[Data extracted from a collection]
######

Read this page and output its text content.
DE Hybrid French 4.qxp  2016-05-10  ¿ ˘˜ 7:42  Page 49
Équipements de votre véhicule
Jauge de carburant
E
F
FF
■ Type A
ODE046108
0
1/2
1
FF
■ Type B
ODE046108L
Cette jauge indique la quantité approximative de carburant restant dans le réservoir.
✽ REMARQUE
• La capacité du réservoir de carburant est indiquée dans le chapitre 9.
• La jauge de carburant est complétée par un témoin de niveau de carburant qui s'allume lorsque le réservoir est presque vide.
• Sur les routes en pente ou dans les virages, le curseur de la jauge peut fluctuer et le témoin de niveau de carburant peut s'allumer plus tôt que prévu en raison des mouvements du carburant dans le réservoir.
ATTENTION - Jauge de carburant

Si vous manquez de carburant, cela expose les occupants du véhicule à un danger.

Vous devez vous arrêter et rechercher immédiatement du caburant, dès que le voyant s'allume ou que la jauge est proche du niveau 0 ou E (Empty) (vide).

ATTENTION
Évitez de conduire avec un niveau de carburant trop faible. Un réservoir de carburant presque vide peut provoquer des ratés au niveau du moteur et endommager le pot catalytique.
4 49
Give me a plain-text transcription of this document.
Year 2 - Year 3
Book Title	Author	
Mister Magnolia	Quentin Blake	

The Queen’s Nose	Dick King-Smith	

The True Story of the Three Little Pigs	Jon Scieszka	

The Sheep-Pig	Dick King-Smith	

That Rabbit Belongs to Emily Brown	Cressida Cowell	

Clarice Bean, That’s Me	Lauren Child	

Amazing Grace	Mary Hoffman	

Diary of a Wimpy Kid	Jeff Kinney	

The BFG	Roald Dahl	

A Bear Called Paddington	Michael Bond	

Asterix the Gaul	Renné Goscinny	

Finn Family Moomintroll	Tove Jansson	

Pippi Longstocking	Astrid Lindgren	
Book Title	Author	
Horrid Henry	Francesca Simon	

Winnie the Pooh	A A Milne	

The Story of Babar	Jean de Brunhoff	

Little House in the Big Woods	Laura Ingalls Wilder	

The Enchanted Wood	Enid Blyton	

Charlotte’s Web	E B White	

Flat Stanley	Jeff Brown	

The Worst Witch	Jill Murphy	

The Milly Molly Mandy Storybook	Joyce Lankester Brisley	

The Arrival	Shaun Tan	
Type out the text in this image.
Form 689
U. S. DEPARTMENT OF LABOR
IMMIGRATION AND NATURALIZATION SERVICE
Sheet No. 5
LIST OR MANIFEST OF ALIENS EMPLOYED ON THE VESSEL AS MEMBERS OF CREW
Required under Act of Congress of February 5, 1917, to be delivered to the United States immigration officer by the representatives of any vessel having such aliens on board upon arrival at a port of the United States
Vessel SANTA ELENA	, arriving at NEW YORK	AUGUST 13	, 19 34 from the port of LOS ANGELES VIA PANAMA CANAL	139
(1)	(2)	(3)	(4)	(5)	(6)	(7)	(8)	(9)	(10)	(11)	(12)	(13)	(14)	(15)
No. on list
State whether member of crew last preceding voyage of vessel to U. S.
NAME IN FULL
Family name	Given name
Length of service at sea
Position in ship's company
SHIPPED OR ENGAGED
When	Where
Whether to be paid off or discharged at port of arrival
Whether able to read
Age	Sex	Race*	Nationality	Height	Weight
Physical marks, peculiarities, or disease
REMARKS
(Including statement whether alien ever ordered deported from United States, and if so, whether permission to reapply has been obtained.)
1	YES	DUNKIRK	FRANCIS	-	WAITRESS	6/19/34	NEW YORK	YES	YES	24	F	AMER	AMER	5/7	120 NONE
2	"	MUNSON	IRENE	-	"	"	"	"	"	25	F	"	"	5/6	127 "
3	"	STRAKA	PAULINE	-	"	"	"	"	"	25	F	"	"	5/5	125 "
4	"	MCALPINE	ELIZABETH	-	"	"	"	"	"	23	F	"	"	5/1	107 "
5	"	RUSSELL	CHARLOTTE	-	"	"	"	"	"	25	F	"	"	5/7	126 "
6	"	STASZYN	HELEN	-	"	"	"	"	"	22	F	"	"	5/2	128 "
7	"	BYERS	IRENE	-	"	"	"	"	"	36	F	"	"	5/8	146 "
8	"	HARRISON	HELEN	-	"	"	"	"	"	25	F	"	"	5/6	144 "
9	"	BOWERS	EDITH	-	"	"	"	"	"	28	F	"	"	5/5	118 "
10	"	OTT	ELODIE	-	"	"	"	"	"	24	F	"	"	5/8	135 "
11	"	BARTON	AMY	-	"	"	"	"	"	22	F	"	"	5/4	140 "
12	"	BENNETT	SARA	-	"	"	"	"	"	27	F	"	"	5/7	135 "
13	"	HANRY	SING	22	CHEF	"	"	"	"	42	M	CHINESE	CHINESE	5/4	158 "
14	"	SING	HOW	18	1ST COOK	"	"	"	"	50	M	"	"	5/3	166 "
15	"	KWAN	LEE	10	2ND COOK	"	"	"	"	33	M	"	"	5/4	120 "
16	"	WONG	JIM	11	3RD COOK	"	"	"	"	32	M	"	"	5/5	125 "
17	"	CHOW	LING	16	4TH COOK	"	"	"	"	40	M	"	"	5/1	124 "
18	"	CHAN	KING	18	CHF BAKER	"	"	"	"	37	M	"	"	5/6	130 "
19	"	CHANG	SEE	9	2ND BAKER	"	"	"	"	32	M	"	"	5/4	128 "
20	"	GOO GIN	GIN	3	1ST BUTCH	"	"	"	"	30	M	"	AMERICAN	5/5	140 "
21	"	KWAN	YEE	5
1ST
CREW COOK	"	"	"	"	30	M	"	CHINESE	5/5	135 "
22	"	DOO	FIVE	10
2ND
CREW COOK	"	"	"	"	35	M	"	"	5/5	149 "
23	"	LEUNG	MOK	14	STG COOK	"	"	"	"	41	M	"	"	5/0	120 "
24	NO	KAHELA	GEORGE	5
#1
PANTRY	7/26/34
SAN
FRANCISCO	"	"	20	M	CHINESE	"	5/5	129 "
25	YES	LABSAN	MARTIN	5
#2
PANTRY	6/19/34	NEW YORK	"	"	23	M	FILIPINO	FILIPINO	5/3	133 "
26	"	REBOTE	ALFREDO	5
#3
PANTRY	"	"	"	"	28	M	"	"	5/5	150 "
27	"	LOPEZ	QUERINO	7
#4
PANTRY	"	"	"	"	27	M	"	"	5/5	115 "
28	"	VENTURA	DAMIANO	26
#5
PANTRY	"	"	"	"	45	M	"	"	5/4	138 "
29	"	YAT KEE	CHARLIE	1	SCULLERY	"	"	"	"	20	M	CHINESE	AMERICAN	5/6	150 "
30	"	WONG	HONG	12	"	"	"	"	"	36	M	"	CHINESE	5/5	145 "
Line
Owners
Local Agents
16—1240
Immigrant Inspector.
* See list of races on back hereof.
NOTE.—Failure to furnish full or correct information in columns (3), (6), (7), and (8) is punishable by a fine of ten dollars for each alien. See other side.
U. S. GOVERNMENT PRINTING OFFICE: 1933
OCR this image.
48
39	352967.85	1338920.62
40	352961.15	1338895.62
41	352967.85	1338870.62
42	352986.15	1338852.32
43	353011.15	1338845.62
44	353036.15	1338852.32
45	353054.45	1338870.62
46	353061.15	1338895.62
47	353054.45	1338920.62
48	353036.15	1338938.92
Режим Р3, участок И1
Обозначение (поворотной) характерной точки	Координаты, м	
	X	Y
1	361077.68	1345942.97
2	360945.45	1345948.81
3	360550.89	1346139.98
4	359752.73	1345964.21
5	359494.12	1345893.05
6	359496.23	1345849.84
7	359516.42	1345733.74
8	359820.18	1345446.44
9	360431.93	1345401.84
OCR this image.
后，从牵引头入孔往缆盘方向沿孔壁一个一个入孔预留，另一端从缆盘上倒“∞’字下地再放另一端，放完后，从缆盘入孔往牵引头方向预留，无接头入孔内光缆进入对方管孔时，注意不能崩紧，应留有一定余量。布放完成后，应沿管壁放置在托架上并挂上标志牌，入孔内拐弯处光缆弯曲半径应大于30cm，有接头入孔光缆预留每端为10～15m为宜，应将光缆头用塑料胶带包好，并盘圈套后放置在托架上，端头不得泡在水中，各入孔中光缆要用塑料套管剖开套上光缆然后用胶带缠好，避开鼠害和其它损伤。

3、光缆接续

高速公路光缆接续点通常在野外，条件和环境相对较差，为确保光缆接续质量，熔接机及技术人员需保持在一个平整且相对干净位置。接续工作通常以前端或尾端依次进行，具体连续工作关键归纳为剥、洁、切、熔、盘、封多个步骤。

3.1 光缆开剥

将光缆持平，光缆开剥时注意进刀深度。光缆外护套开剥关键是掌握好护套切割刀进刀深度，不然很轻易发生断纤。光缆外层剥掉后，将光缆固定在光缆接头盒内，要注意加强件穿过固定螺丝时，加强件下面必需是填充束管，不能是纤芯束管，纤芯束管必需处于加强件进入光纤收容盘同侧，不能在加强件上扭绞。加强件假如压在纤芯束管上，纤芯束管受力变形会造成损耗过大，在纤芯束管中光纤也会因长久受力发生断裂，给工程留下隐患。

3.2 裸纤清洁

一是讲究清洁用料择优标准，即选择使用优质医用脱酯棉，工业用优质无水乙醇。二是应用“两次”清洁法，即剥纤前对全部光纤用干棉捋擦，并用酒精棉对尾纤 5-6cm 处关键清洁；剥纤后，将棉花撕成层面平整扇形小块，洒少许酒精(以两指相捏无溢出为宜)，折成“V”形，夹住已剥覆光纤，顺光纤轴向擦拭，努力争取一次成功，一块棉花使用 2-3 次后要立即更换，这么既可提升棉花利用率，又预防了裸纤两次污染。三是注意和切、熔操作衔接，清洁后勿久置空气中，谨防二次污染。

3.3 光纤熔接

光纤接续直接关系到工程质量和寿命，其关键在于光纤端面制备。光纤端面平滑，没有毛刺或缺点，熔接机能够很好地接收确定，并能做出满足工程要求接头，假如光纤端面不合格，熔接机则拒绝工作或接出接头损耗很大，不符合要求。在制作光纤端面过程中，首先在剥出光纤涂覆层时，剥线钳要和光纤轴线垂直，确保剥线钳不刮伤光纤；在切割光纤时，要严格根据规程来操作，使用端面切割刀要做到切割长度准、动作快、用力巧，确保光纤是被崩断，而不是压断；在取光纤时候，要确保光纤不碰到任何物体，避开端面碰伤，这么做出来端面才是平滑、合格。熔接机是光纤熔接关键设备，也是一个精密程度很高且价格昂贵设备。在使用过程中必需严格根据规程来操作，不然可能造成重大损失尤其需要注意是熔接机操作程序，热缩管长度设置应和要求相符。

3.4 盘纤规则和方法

######

**What the task requires**
All lines that include "Family" are to be gathered and copied.

**Exercise result**
Finn Family Moomintroll	Tove Jansson	
Family name	Given name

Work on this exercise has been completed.